— begin Record extracts —
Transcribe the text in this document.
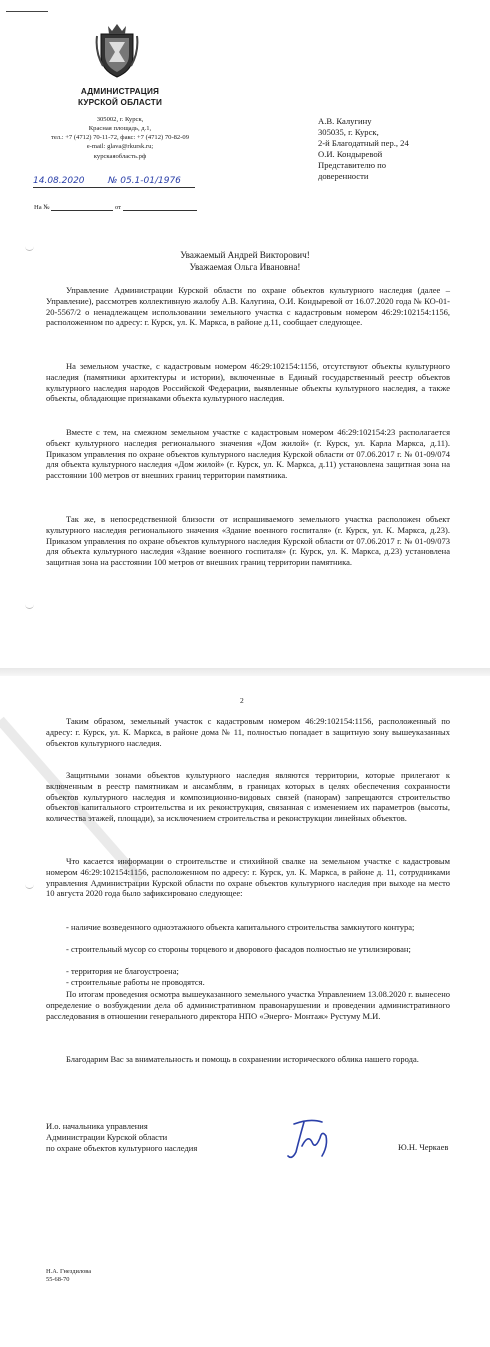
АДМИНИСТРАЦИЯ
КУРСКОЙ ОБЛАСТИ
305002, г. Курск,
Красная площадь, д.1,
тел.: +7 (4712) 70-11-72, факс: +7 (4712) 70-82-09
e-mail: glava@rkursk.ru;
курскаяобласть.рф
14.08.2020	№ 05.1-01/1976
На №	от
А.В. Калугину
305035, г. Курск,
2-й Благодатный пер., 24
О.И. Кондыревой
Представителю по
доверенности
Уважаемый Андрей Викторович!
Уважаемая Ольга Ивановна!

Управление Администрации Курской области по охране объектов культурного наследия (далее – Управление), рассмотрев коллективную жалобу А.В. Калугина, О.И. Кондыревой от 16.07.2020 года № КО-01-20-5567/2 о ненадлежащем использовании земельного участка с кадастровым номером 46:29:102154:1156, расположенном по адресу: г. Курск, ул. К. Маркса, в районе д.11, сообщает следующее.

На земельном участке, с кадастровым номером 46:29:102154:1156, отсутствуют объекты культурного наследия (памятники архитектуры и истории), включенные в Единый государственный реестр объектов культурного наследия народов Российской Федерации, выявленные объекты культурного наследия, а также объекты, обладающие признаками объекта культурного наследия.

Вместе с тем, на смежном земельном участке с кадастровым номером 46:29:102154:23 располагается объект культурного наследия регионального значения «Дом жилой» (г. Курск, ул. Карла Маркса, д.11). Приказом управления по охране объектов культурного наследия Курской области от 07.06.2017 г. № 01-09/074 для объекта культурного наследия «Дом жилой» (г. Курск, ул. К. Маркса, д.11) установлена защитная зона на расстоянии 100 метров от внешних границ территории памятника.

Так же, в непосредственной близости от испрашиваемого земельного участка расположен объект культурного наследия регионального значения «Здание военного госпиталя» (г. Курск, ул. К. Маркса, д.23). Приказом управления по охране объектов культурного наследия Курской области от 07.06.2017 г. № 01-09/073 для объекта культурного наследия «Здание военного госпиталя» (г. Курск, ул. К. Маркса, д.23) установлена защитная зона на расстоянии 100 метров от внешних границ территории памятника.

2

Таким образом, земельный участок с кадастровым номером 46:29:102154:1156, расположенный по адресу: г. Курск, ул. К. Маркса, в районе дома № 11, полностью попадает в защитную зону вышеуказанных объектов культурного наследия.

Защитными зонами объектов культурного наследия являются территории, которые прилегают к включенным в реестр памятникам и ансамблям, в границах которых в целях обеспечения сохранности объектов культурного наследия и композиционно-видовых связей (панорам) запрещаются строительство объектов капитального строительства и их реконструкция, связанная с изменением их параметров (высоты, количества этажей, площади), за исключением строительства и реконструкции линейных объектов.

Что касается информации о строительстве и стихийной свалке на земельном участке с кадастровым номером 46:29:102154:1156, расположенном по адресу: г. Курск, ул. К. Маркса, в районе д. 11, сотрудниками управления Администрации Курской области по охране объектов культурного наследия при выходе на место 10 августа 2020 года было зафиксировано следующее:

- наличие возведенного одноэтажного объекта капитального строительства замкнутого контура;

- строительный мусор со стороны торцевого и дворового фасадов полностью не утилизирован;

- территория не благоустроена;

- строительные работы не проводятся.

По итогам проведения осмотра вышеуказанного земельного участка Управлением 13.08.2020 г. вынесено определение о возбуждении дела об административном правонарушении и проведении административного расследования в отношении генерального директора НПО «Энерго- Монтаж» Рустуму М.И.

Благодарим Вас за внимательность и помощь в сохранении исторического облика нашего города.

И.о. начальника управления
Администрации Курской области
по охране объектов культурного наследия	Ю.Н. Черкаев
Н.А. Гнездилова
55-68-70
— end Record extracts —
- _Given problem_
Note every line above where the string "полностью" shows up, and copy those lines.

- _Result for this task_
Таким образом, земельный участок с кадастровым номером 46:29:102154:1156, расположенный по адресу: г. Курск, ул. К. Маркса, в районе дома № 11, полностью попадает в защитную зону вышеуказанных объектов культурного наследия.
- строительный мусор со стороны торцевого и дворового фасадов полностью не утилизирован;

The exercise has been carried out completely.